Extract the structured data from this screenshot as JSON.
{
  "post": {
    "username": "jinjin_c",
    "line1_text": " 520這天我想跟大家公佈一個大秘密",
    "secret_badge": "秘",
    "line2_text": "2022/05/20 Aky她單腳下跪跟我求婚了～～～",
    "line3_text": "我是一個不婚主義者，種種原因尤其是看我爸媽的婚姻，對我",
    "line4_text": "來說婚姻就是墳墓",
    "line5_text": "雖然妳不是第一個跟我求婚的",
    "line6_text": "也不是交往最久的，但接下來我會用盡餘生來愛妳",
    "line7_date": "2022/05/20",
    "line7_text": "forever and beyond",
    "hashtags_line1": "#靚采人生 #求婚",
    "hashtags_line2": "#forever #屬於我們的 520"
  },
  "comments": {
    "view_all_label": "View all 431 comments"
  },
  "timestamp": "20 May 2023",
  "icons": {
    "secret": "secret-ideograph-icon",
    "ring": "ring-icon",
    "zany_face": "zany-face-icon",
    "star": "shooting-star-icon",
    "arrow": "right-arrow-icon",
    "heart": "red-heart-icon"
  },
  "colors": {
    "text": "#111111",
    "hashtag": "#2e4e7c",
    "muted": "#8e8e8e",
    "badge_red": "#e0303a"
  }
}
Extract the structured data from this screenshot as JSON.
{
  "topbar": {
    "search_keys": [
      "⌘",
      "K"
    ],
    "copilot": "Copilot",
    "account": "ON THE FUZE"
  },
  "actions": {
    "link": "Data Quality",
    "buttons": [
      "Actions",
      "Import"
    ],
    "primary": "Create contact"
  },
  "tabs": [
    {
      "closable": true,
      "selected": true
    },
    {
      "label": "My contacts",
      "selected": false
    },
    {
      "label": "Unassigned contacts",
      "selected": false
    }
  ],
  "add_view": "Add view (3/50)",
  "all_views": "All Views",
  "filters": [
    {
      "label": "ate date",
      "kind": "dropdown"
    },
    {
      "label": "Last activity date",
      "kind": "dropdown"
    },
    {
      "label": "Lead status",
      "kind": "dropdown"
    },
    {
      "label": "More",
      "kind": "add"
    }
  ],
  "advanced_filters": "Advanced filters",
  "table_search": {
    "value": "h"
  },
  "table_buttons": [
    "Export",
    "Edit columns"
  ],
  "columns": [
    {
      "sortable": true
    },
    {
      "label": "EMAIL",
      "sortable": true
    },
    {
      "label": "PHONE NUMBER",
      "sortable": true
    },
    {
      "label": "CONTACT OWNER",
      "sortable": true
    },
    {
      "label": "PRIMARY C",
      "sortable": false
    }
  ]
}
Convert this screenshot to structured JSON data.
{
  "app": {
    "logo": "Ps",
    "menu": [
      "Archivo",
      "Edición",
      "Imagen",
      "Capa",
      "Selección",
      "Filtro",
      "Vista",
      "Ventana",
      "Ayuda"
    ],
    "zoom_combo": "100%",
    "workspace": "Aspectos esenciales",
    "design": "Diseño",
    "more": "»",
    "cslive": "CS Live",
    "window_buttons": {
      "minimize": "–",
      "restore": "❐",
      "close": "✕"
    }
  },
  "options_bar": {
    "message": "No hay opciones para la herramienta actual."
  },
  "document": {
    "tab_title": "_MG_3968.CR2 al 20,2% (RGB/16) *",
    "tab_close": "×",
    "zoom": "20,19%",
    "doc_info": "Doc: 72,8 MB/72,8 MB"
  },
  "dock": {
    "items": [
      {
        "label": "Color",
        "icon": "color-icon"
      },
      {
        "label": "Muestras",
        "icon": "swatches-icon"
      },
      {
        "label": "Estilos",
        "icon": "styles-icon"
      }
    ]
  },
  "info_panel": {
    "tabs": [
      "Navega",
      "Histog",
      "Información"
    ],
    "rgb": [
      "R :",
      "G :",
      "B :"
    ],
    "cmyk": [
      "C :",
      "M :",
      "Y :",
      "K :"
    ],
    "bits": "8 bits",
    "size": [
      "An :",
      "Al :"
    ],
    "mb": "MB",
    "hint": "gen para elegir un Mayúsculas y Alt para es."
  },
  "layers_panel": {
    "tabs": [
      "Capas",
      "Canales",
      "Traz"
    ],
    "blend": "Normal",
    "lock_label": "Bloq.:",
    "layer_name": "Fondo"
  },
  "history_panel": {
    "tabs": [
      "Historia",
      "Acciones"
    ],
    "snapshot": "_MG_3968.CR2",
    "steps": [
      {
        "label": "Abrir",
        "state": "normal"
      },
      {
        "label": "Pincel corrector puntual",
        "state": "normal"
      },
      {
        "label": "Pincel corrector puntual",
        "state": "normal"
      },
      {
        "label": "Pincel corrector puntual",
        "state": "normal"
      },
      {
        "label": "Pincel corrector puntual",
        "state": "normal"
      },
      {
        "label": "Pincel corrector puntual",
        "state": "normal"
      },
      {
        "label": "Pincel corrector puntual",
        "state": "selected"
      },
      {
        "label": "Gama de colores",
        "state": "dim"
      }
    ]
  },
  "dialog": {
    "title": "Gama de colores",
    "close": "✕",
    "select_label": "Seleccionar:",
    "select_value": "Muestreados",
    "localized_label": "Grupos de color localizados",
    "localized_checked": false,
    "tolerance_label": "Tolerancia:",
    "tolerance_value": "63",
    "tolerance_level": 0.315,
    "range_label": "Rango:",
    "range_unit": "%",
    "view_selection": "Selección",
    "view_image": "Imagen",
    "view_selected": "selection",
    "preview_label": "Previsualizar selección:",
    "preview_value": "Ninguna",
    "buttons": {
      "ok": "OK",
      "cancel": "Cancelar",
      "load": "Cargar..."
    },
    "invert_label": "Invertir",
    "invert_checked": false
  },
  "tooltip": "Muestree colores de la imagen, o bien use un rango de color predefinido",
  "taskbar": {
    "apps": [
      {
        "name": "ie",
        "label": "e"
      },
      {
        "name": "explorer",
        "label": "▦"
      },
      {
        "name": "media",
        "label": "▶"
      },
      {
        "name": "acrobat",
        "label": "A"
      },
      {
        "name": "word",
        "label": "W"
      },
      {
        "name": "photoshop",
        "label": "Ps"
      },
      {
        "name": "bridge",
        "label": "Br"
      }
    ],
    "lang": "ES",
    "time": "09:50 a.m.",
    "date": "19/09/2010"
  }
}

TASK BRIEF » Restate all of the entries exactly, please.

ANSWER TO THIS TASK »
Extract the structured data from this screenshot as JSON.
{
  "post": {
    "username": "jinjin_c",
    "line1_text": " 520這天我想跟大家公佈一個大秘密",
    "secret_badge": "秘",
    "line2_text": "2022/05/20 Aky她單腳下跪跟我求婚了～～～",
    "line3_text": "我是一個不婚主義者，種種原因尤其是看我爸媽的婚姻，對我",
    "line4_text": "來說婚姻就是墳墓",
    "line5_text": "雖然妳不是第一個跟我求婚的",
    "line6_text": "也不是交往最久的，但接下來我會用盡餘生來愛妳",
    "line7_date": "2022/05/20",
    "line7_text": "forever and beyond",
    "hashtags_line1": "#靚采人生 #求婚",
    "hashtags_line2": "#forever #屬於我們的 520"
  },
  "comments": {
    "view_all_label": "View all 431 comments"
  },
  "timestamp": "20 May 2023",
  "icons": {
    "secret": "secret-ideograph-icon",
    "ring": "ring-icon",
    "zany_face": "zany-face-icon",
    "star": "shooting-star-icon",
    "arrow": "right-arrow-icon",
    "heart": "red-heart-icon"
  },
  "colors": {
    "text": "#111111",
    "hashtag": "#2e4e7c",
    "muted": "#8e8e8e",
    "badge_red": "#e0303a"
  }
}
Extract the structured data from this screenshot as JSON.
{
  "topbar": {
    "search_keys": [
      "⌘",
      "K"
    ],
    "copilot": "Copilot",
    "account": "ON THE FUZE"
  },
  "actions": {
    "link": "Data Quality",
    "buttons": [
      "Actions",
      "Import"
    ],
    "primary": "Create contact"
  },
  "tabs": [
    {
      "closable": true,
      "selected": true
    },
    {
      "label": "My contacts",
      "selected": false
    },
    {
      "label": "Unassigned contacts",
      "selected": false
    }
  ],
  "add_view": "Add view (3/50)",
  "all_views": "All Views",
  "filters": [
    {
      "label": "ate date",
      "kind": "dropdown"
    },
    {
      "label": "Last activity date",
      "kind": "dropdown"
    },
    {
      "label": "Lead status",
      "kind": "dropdown"
    },
    {
      "label": "More",
      "kind": "add"
    }
  ],
  "advanced_filters": "Advanced filters",
  "table_search": {
    "value": "h"
  },
  "table_buttons": [
    "Export",
    "Edit columns"
  ],
  "columns": [
    {
      "sortable": true
    },
    {
      "label": "EMAIL",
      "sortable": true
    },
    {
      "label": "PHONE NUMBER",
      "sortable": true
    },
    {
      "label": "CONTACT OWNER",
      "sortable": true
    },
    {
      "label": "PRIMARY C",
      "sortable": false
    }
  ]
}
Convert this screenshot to structured JSON data.
{
  "app": {
    "logo": "Ps",
    "menu": [
      "Archivo",
      "Edición",
      "Imagen",
      "Capa",
      "Selección",
      "Filtro",
      "Vista",
      "Ventana",
      "Ayuda"
    ],
    "zoom_combo": "100%",
    "workspace": "Aspectos esenciales",
    "design": "Diseño",
    "more": "»",
    "cslive": "CS Live",
    "window_buttons": {
      "minimize": "–",
      "restore": "❐",
      "close": "✕"
    }
  },
  "options_bar": {
    "message": "No hay opciones para la herramienta actual."
  },
  "document": {
    "tab_title": "_MG_3968.CR2 al 20,2% (RGB/16) *",
    "tab_close": "×",
    "zoom": "20,19%",
    "doc_info": "Doc: 72,8 MB/72,8 MB"
  },
  "dock": {
    "items": [
      {
        "label": "Color",
        "icon": "color-icon"
      },
      {
        "label": "Muestras",
        "icon": "swatches-icon"
      },
      {
        "label": "Estilos",
        "icon": "styles-icon"
      }
    ]
  },
  "info_panel": {
    "tabs": [
      "Navega",
      "Histog",
      "Información"
    ],
    "rgb": [
      "R :",
      "G :",
      "B :"
    ],
    "cmyk": [
      "C :",
      "M :",
      "Y :",
      "K :"
    ],
    "bits": "8 bits",
    "size": [
      "An :",
      "Al :"
    ],
    "mb": "MB",
    "hint": "gen para elegir un Mayúsculas y Alt para es."
  },
  "layers_panel": {
    "tabs": [
      "Capas",
      "Canales",
      "Traz"
    ],
    "blend": "Normal",
    "lock_label": "Bloq.:",
    "layer_name": "Fondo"
  },
  "history_panel": {
    "tabs": [
      "Historia",
      "Acciones"
    ],
    "snapshot": "_MG_3968.CR2",
    "steps": [
      {
        "label": "Abrir",
        "state": "normal"
      },
      {
        "label": "Pincel corrector puntual",
        "state": "normal"
      },
      {
        "label": "Pincel corrector puntual",
        "state": "normal"
      },
      {
        "label": "Pincel corrector puntual",
        "state": "normal"
      },
      {
        "label": "Pincel corrector puntual",
        "state": "normal"
      },
      {
        "label": "Pincel corrector puntual",
        "state": "normal"
      },
      {
        "label": "Pincel corrector puntual",
        "state": "selected"
      },
      {
        "label": "Gama de colores",
        "state": "dim"
      }
    ]
  },
  "dialog": {
    "title": "Gama de colores",
    "close": "✕",
    "select_label": "Seleccionar:",
    "select_value": "Muestreados",
    "localized_label": "Grupos de color localizados",
    "localized_checked": false,
    "tolerance_label": "Tolerancia:",
    "tolerance_value": "63",
    "tolerance_level": 0.315,
    "range_label": "Rango:",
    "range_unit": "%",
    "view_selection": "Selección",
    "view_image": "Imagen",
    "view_selected": "selection",
    "preview_label": "Previsualizar selección:",
    "preview_value": "Ninguna",
    "buttons": {
      "ok": "OK",
      "cancel": "Cancelar",
      "load": "Cargar..."
    },
    "invert_label": "Invertir",
    "invert_checked": false
  },
  "tooltip": "Muestree colores de la imagen, o bien use un rango de color predefinido",
  "taskbar": {
    "apps": [
      {
        "name": "ie",
        "label": "e"
      },
      {
        "name": "explorer",
        "label": "▦"
      },
      {
        "name": "media",
        "label": "▶"
      },
      {
        "name": "acrobat",
        "label": "A"
      },
      {
        "name": "word",
        "label": "W"
      },
      {
        "name": "photoshop",
        "label": "Ps"
      },
      {
        "name": "bridge",
        "label": "Br"
      }
    ],
    "lang": "ES",
    "time": "09:50 a.m.",
    "date": "19/09/2010"
  }
}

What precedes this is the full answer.